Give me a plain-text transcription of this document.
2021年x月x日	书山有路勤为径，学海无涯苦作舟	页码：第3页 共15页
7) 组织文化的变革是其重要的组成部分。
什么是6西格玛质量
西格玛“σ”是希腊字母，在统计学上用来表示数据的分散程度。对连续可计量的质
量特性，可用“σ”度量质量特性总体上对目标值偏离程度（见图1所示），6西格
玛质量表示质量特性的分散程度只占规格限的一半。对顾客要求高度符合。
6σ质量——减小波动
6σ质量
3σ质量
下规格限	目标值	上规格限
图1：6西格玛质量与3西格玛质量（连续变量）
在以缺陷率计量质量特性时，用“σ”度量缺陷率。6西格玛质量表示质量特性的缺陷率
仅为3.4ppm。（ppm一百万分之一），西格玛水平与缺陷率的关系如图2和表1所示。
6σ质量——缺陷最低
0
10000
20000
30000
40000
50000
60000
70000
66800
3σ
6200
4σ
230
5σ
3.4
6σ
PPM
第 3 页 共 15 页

▬▬▬▬▬▬▬▬▬▬

Take the entries and copy them out exactly.

Give me a plain-text transcription of this document.
2021年x月x日	书山有路勤为径，学海无涯苦作舟	页码：第3页 共15页
7) 组织文化的变革是其重要的组成部分。
什么是6西格玛质量
西格玛“σ”是希腊字母，在统计学上用来表示数据的分散程度。对连续可计量的质
量特性，可用“σ”度量质量特性总体上对目标值偏离程度（见图1所示），6西格
玛质量表示质量特性的分散程度只占规格限的一半。对顾客要求高度符合。
6σ质量——减小波动
6σ质量
3σ质量
下规格限	目标值	上规格限
图1：6西格玛质量与3西格玛质量（连续变量）
在以缺陷率计量质量特性时，用“σ”度量缺陷率。6西格玛质量表示质量特性的缺陷率
仅为3.4ppm。（ppm一百万分之一），西格玛水平与缺陷率的关系如图2和表1所示。
6σ质量——缺陷最低
0
10000
20000
30000
40000
50000
60000
70000
66800
3σ
6200
4σ
230
5σ
3.4
6σ
PPM
第 3 页 共 15 页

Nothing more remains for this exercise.